*Page*
_____

# DictVectorizer

This method converts categorical variables in a dictionary to vectorial representations. It is not always the best way to vectorize data, and should be avoided if the data has high cardinality (a large number of unique categories).

In [2]:
data = [
    {'name': 'Hugo', 'age': 25, 'city': 'Bogota'},
    {'name': 'Paco', 'age': 30, 'city': 'Tlaxcala'},
    {'name': 'Luis', 'age': 22, 'city': 'Buenos Aires'}
]

In [3]:
from sklearn.feature_extraction import DictVectorizer

In [4]:
vectorizer = DictVectorizer(sparse=False)

_____

*Given data*
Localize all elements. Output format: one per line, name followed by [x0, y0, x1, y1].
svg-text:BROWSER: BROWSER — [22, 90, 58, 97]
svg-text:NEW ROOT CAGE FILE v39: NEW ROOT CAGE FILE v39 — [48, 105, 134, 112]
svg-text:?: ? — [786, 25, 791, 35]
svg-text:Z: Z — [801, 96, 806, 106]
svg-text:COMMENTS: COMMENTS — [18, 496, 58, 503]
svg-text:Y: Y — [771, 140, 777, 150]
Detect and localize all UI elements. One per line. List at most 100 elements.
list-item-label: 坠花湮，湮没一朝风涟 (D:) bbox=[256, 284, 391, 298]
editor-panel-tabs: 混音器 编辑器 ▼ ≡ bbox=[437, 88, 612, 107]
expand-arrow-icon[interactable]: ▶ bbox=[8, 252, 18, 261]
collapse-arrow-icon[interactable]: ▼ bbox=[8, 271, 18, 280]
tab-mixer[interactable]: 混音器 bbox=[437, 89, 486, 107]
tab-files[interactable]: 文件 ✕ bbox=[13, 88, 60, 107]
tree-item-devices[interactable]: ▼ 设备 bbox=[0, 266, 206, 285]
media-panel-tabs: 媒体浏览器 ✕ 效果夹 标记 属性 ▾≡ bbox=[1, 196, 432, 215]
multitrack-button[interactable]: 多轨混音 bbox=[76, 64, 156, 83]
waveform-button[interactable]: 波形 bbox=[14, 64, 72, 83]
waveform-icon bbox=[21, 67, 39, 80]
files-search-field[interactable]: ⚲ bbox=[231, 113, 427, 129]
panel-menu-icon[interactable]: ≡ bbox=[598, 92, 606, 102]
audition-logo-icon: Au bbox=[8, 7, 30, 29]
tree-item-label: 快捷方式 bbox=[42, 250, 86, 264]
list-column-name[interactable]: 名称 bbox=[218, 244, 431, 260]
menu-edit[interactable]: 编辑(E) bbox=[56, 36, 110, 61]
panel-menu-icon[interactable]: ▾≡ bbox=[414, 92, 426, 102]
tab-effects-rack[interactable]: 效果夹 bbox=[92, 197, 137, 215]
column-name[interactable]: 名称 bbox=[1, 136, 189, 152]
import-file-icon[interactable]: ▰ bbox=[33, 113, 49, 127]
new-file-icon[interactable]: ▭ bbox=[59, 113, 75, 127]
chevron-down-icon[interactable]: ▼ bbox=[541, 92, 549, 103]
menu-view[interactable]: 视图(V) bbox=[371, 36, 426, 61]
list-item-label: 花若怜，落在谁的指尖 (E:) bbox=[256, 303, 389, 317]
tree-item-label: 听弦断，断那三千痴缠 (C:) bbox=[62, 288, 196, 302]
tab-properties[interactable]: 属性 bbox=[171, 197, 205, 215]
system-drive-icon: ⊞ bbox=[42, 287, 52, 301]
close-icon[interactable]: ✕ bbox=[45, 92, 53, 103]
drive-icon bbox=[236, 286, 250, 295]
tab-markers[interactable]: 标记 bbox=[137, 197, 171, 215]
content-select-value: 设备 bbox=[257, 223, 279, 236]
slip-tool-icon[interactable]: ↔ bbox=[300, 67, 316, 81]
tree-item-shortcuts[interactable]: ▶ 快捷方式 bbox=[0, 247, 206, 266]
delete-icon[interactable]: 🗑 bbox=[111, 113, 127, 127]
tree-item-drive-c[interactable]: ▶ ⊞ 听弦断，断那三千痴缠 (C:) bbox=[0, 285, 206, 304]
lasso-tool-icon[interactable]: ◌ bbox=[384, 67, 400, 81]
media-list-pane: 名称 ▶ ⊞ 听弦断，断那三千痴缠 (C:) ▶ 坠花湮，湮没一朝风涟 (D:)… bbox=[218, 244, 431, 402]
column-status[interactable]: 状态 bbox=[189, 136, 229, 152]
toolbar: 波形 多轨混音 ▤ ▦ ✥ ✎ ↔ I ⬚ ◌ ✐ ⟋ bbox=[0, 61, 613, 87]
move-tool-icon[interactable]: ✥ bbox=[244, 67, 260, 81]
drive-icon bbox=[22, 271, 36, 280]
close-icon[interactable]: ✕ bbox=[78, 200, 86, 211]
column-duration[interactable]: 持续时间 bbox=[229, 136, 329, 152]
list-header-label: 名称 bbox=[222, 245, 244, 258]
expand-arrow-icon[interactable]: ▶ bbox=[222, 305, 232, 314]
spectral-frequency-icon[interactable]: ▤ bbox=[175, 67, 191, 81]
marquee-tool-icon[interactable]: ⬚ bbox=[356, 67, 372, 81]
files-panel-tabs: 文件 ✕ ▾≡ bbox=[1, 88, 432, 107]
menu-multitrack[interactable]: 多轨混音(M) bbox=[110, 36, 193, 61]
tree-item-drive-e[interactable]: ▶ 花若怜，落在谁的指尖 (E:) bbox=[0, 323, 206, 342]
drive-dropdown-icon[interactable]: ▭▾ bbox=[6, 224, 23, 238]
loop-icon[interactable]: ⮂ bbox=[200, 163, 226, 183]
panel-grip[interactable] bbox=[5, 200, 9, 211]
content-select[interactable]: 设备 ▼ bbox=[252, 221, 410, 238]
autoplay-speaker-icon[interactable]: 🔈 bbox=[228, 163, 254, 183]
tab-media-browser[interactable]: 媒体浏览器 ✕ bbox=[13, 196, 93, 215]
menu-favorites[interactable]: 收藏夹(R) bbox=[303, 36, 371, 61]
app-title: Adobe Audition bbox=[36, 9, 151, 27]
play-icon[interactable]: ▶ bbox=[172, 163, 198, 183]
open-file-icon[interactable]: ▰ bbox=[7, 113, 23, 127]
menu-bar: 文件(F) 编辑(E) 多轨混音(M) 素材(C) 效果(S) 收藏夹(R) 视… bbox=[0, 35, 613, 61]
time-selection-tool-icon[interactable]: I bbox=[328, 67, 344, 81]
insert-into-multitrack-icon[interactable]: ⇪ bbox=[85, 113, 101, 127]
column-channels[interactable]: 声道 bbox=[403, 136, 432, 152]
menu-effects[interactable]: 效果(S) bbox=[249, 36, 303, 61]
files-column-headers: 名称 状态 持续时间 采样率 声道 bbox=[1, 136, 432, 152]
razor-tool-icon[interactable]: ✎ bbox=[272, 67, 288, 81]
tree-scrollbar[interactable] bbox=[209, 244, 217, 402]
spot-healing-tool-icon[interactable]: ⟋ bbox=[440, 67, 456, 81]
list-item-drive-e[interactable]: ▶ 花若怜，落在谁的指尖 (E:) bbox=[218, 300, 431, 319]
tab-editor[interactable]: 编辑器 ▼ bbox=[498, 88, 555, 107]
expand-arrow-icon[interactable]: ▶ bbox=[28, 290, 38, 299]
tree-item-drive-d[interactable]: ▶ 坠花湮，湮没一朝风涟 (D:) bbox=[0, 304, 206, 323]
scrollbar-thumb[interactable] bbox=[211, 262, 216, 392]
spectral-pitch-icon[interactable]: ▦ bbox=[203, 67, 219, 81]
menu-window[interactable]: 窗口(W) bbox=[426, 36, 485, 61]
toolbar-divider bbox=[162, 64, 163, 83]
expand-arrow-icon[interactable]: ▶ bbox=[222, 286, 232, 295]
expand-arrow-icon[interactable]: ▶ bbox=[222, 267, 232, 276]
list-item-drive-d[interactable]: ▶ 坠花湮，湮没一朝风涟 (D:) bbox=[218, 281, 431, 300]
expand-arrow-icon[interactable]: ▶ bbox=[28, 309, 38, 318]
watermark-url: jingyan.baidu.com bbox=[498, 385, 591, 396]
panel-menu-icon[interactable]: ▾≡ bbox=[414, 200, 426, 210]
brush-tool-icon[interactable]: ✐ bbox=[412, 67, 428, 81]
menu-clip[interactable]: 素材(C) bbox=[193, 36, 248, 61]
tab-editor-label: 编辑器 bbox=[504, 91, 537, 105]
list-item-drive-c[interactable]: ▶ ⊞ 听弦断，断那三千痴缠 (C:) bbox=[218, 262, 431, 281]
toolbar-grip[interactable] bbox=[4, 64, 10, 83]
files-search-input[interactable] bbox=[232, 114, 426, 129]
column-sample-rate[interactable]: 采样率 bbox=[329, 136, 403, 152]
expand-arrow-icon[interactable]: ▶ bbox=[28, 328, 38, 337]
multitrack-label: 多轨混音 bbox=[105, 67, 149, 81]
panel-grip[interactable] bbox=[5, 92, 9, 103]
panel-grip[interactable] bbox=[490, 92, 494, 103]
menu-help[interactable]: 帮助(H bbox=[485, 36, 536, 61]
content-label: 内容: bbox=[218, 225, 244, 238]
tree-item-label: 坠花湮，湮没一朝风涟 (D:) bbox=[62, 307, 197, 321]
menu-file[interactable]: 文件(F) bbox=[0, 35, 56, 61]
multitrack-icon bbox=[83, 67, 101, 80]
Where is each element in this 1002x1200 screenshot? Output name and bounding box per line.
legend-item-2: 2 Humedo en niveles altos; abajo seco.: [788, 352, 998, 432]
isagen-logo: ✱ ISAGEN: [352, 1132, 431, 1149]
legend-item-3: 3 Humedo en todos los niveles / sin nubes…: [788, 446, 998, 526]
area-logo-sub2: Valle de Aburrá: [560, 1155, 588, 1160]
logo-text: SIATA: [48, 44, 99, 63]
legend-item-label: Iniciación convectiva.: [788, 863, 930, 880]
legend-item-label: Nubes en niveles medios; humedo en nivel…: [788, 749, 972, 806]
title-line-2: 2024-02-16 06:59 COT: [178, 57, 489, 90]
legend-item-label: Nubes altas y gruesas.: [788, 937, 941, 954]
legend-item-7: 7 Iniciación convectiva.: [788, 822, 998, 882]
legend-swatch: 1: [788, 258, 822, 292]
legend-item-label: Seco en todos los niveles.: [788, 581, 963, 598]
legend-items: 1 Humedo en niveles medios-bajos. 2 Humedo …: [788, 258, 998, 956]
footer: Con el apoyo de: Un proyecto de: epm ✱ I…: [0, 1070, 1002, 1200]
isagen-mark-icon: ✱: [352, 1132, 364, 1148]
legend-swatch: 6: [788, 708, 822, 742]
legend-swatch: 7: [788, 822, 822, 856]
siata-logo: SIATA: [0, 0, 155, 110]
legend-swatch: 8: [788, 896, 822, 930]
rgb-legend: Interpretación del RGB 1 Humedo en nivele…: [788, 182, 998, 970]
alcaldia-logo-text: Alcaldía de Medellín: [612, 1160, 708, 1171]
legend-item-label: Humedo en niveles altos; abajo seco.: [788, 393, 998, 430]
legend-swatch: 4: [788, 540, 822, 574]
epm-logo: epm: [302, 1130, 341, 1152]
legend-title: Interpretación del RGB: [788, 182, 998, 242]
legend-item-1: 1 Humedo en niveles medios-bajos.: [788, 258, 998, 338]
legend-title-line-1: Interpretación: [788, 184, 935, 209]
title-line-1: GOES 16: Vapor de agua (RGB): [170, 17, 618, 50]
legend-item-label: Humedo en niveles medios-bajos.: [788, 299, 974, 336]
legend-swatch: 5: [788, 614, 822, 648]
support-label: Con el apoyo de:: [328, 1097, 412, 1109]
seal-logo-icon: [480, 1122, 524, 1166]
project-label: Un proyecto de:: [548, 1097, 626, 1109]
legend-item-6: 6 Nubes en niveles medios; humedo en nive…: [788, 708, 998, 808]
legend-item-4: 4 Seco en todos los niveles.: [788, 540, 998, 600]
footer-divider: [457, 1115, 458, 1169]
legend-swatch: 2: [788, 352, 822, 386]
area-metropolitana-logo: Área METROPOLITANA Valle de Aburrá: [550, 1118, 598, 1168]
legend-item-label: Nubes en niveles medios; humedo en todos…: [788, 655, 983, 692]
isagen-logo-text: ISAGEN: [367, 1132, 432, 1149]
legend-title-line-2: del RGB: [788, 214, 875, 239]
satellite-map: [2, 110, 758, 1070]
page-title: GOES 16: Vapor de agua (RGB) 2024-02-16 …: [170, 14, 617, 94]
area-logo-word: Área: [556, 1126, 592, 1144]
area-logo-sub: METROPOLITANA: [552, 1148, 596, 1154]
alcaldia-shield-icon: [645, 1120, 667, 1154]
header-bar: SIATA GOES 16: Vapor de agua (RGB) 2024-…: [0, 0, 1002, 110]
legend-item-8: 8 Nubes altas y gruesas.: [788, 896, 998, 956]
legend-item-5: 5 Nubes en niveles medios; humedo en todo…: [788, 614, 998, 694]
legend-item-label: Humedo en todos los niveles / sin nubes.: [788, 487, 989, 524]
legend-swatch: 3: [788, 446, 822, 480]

_____

*Required tasks*
A: Answer these about the DictVectorizer page:
(i) What does the method turn categorical variables in a dictionary into?
(ii) In what case should the method be avoided?
(iii) Which city goes with the entry named Paco?
B: Can you put this sentence from the DictVectorizer page into Spanish: "This method converts categorical variables in a dictionary to vectorial representations."
C: How would you sum up the DictVectorizer page in two sentences?

*Per-task answers*
A:
(i) Vectorial representations.
(ii) When the data has high cardinality, meaning a large number of unique categories.
(iii) Tlaxcala.

B: Este método convierte variables categóricas de un diccionario en representaciones vectoriales.

C: DictVectorizer converts categorical variables in a dictionary into vectorial representations, but it is not always the best way to vectorize data and should be avoided for data with high cardinality. The example builds a list of three dictionaries with name, age and city, imports DictVectorizer from sklearn.feature_extraction, and creates a vectorizer with sparse set to False.